▸ Problem to work on:
Take each line of the listing that has the string "audit" and report it.

***

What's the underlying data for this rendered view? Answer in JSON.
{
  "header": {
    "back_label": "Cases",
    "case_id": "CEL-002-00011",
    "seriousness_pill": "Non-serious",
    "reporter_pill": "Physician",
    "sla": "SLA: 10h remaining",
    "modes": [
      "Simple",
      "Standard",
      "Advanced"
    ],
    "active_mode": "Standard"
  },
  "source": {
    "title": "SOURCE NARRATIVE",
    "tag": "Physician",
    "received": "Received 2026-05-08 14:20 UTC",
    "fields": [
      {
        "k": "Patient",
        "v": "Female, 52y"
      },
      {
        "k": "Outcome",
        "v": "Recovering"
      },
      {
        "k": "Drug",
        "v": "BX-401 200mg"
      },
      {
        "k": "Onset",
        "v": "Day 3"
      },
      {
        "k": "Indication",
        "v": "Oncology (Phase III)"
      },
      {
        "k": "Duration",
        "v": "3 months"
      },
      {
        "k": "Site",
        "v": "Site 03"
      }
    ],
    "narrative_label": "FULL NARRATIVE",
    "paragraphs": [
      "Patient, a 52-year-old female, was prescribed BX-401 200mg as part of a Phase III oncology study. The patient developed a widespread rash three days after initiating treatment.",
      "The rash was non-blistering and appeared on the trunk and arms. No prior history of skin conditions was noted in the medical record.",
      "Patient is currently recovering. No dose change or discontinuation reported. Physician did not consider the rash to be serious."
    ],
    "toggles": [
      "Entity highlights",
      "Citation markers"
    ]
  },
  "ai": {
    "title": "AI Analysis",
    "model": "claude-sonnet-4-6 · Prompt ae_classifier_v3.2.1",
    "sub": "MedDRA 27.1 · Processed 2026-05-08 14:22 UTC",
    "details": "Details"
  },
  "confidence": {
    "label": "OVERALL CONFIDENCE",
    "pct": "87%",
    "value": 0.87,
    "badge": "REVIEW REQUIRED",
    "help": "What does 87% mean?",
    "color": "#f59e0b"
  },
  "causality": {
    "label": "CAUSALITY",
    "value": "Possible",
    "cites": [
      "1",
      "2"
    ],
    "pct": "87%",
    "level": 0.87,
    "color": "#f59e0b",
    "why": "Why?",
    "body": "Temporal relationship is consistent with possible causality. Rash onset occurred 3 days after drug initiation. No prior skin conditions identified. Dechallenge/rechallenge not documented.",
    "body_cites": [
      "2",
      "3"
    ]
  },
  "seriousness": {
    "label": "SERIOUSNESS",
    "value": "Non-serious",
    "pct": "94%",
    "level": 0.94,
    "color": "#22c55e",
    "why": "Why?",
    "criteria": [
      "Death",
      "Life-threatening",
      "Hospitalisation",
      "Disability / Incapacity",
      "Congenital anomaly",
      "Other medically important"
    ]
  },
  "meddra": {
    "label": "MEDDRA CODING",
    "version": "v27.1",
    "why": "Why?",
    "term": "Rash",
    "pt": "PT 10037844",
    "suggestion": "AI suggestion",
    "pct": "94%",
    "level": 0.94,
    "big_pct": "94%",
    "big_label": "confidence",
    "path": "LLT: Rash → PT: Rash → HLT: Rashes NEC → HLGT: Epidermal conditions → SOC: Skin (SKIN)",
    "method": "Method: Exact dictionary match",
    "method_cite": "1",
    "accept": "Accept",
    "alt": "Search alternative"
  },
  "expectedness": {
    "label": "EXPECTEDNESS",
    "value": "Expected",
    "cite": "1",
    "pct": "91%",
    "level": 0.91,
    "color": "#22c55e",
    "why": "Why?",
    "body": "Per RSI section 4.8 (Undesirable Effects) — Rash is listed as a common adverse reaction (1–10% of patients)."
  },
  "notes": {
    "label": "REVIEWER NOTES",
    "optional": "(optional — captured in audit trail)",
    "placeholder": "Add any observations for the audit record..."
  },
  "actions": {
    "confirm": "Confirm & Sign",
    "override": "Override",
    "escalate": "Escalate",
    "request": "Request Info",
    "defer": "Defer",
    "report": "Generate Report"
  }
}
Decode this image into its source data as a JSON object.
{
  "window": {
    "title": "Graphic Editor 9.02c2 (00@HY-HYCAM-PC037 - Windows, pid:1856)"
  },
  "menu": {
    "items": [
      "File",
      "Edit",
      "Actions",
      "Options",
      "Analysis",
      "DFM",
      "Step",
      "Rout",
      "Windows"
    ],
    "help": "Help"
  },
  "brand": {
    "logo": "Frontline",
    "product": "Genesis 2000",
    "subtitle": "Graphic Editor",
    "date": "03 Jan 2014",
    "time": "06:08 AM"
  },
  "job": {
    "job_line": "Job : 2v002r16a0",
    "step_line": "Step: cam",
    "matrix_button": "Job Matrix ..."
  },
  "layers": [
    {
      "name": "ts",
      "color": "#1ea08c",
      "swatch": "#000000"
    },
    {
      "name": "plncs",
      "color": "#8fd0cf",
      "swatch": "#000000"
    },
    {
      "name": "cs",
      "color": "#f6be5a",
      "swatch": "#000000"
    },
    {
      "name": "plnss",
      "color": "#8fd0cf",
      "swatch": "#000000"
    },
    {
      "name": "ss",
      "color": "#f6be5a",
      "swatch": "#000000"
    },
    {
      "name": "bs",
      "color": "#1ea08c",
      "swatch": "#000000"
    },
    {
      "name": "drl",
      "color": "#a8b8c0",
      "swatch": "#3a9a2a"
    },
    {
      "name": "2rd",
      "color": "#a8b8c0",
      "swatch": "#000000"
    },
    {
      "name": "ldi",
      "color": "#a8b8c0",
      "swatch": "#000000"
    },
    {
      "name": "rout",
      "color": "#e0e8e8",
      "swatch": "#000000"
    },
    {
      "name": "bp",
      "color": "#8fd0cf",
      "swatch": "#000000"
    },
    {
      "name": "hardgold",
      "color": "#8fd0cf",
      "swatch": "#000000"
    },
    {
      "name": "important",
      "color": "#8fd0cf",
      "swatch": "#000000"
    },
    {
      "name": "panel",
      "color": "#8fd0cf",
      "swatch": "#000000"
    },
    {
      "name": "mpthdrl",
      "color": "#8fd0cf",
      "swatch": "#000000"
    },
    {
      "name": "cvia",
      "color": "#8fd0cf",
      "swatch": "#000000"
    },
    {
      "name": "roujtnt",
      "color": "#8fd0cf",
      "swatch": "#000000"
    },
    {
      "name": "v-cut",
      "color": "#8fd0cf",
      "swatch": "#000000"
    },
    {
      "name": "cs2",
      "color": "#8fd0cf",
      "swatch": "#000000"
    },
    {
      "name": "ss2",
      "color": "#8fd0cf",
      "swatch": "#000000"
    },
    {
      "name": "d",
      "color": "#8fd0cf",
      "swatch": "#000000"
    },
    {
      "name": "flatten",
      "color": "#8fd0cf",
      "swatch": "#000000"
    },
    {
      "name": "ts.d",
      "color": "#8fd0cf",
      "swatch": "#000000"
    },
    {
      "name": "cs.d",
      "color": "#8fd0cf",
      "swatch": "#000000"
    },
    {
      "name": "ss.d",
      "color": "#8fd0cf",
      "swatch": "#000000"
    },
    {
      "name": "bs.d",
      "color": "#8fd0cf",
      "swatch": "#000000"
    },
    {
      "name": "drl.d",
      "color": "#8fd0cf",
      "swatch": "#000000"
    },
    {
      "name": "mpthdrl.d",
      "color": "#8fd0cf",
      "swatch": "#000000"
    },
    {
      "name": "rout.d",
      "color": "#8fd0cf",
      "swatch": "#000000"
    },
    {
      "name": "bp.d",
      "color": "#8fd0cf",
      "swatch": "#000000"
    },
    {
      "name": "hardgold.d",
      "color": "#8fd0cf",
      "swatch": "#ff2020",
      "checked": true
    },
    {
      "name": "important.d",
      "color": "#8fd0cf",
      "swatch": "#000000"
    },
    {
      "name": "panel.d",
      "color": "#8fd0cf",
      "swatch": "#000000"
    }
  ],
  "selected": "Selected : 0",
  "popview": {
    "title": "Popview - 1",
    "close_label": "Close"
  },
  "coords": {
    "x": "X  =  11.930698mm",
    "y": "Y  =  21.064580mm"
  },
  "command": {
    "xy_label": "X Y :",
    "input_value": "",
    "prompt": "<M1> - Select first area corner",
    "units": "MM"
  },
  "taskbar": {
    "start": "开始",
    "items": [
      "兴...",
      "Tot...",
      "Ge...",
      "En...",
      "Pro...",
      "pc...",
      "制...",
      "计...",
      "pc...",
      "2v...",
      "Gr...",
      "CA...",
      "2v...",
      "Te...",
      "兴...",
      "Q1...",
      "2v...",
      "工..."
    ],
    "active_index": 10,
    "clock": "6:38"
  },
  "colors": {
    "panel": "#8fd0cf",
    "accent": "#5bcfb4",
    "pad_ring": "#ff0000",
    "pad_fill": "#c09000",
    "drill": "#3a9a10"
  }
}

***

▸ Your solution:
    "optional": "(optional — captured in audit trail)",
    "placeholder": "Add any observations for the audit record..."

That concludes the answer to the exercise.